§ **Short problem**
From the listing below, copy every line with the word "association".

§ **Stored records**
··········

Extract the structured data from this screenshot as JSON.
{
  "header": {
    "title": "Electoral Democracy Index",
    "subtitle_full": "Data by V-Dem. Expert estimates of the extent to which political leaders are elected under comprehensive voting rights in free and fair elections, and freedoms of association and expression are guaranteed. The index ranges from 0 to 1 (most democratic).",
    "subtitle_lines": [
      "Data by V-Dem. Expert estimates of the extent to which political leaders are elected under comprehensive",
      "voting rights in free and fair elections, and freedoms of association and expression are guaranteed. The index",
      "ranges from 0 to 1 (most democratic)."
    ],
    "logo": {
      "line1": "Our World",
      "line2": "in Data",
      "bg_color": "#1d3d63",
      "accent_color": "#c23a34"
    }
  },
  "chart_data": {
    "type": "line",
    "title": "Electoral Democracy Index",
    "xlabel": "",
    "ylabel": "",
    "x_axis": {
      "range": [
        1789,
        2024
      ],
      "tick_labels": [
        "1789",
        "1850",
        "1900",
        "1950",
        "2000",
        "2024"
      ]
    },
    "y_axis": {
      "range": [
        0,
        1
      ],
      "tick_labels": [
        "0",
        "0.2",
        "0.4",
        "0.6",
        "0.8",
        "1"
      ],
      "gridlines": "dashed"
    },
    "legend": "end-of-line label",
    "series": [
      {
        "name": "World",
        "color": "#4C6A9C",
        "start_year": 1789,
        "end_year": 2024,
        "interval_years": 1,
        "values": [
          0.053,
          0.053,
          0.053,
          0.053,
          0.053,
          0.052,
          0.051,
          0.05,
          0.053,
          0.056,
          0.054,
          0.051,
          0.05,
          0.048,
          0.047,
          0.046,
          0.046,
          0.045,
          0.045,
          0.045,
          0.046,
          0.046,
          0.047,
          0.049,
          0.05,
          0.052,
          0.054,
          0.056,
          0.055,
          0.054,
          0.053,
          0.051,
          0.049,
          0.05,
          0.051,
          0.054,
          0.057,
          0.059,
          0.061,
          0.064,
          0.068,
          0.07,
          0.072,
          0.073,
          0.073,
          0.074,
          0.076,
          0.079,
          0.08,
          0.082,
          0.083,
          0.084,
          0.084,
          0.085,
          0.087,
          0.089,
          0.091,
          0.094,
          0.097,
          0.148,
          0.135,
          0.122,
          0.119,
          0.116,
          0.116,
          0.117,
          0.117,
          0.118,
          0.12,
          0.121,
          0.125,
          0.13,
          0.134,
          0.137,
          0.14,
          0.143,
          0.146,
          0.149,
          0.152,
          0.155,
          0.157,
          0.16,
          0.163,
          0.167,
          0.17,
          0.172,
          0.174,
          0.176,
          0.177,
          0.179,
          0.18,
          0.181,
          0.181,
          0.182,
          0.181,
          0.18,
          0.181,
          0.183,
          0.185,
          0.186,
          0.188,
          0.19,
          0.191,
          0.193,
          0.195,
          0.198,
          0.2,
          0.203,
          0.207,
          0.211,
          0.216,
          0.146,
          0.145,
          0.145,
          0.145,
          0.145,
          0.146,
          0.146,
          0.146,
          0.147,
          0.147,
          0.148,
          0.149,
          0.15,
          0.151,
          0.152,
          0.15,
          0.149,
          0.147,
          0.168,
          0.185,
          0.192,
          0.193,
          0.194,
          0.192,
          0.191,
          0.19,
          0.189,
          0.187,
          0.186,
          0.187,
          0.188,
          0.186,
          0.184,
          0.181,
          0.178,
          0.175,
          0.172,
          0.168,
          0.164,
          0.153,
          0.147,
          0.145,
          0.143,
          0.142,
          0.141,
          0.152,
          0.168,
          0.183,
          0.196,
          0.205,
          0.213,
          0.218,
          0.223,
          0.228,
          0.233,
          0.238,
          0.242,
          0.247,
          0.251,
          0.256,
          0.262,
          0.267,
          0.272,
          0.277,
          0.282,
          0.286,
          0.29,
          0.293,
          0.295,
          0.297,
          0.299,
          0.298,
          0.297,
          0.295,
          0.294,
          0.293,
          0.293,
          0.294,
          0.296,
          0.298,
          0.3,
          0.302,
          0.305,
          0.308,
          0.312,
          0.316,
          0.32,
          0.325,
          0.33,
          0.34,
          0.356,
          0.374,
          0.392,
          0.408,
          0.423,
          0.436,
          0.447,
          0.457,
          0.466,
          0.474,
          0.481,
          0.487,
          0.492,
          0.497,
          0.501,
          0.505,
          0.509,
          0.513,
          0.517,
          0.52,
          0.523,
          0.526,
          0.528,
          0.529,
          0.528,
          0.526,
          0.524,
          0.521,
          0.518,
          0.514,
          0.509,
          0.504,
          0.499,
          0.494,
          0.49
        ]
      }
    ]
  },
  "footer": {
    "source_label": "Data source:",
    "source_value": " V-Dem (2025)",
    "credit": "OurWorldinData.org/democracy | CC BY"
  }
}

··········

§ **Final answer**
    "subtitle_full": "Data by V-Dem. Expert estimates of the extent to which political leaders are elected under comprehensive voting rights in free and fair elections, and freedoms of association and expression are guaranteed. The index ranges from 0 to 1 (most democratic).",
      "voting rights in free and fair elections, and freedoms of association and expression are guaranteed. The index",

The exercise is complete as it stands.